■ **SET TASK**
Transcribe the full listing exactly, and drop every picture.

-- start --

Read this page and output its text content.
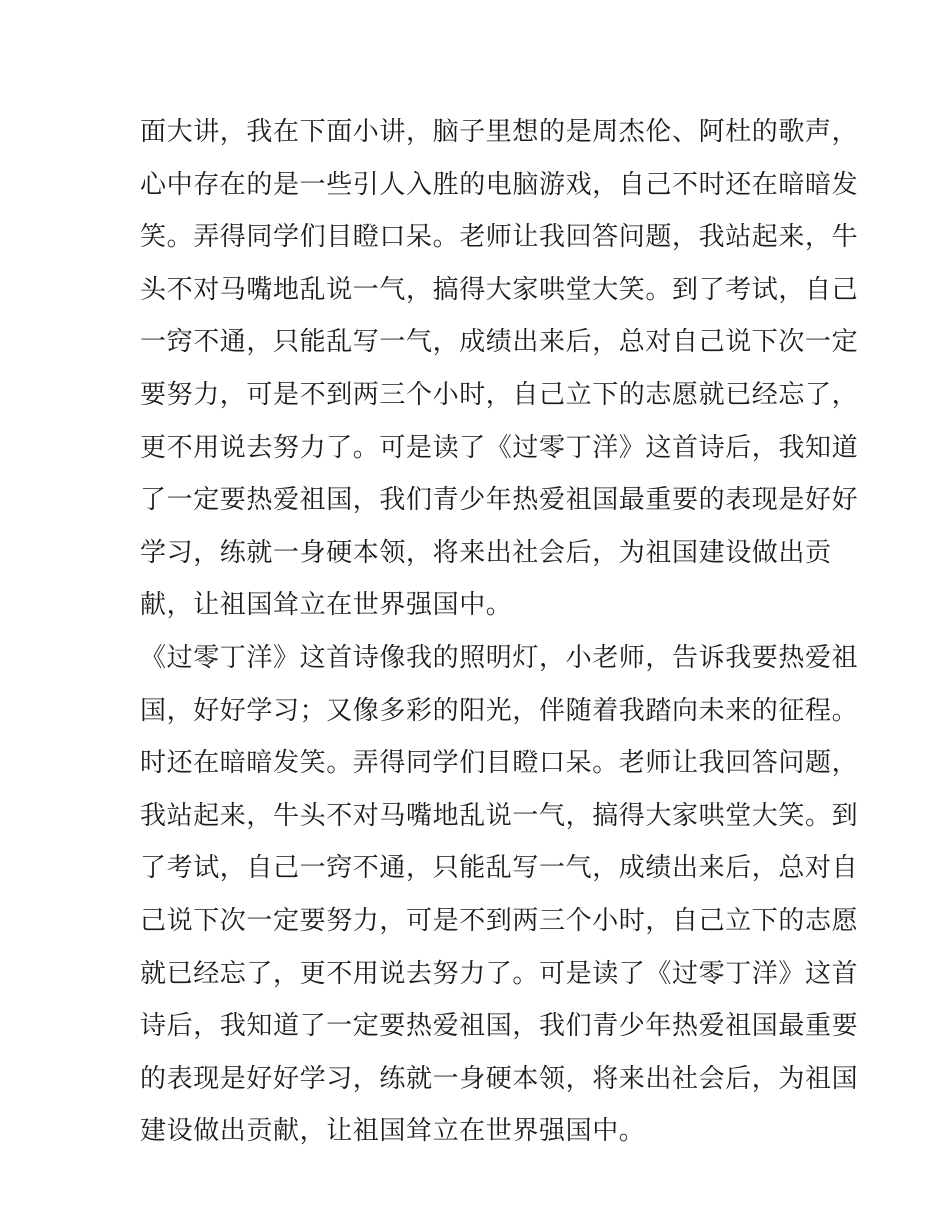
面大讲，我在下面小讲，脑子里想的是周杰伦、阿杜的歌声，
心中存在的是一些引人入胜的电脑游戏，自己不时还在暗暗发
笑。弄得同学们目瞪口呆。老师让我回答问题，我站起来，牛
头不对马嘴地乱说一气，搞得大家哄堂大笑。到了考试，自己
一窍不通，只能乱写一气，成绩出来后，总对自己说下次一定
要努力，可是不到两三个小时，自己立下的志愿就已经忘了，
更不用说去努力了。可是读了《过零丁洋》这首诗后，我知道
了一定要热爱祖国，我们青少年热爱祖国最重要的表现是好好
学习，练就一身硬本领，将来出社会后，为祖国建设做出贡
献，让祖国耸立在世界强国中。
《过零丁洋》这首诗像我的照明灯，小老师，告诉我要热爱祖
国，好好学习；又像多彩的阳光，伴随着我踏向未来的征程。
时还在暗暗发笑。弄得同学们目瞪口呆。老师让我回答问题，
我站起来，牛头不对马嘴地乱说一气，搞得大家哄堂大笑。到
了考试，自己一窍不通，只能乱写一气，成绩出来后，总对自
己说下次一定要努力，可是不到两三个小时，自己立下的志愿
就已经忘了，更不用说去努力了。可是读了《过零丁洋》这首
诗后，我知道了一定要热爱祖国，我们青少年热爱祖国最重要
的表现是好好学习，练就一身硬本领，将来出社会后，为祖国
建设做出贡献，让祖国耸立在世界强国中。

-- end --

■ **SOLUTION FOR THIS TASK**
Read this page and output its text content.
面大讲，我在下面小讲，脑子里想的是周杰伦、阿杜的歌声，
心中存在的是一些引人入胜的电脑游戏，自己不时还在暗暗发
笑。弄得同学们目瞪口呆。老师让我回答问题，我站起来，牛
头不对马嘴地乱说一气，搞得大家哄堂大笑。到了考试，自己
一窍不通，只能乱写一气，成绩出来后，总对自己说下次一定
要努力，可是不到两三个小时，自己立下的志愿就已经忘了，
更不用说去努力了。可是读了《过零丁洋》这首诗后，我知道
了一定要热爱祖国，我们青少年热爱祖国最重要的表现是好好
学习，练就一身硬本领，将来出社会后，为祖国建设做出贡
献，让祖国耸立在世界强国中。
《过零丁洋》这首诗像我的照明灯，小老师，告诉我要热爱祖
国，好好学习；又像多彩的阳光，伴随着我踏向未来的征程。
时还在暗暗发笑。弄得同学们目瞪口呆。老师让我回答问题，
我站起来，牛头不对马嘴地乱说一气，搞得大家哄堂大笑。到
了考试，自己一窍不通，只能乱写一气，成绩出来后，总对自
己说下次一定要努力，可是不到两三个小时，自己立下的志愿
就已经忘了，更不用说去努力了。可是读了《过零丁洋》这首
诗后，我知道了一定要热爱祖国，我们青少年热爱祖国最重要
的表现是好好学习，练就一身硬本领，将来出社会后，为祖国
建设做出贡献，让祖国耸立在世界强国中。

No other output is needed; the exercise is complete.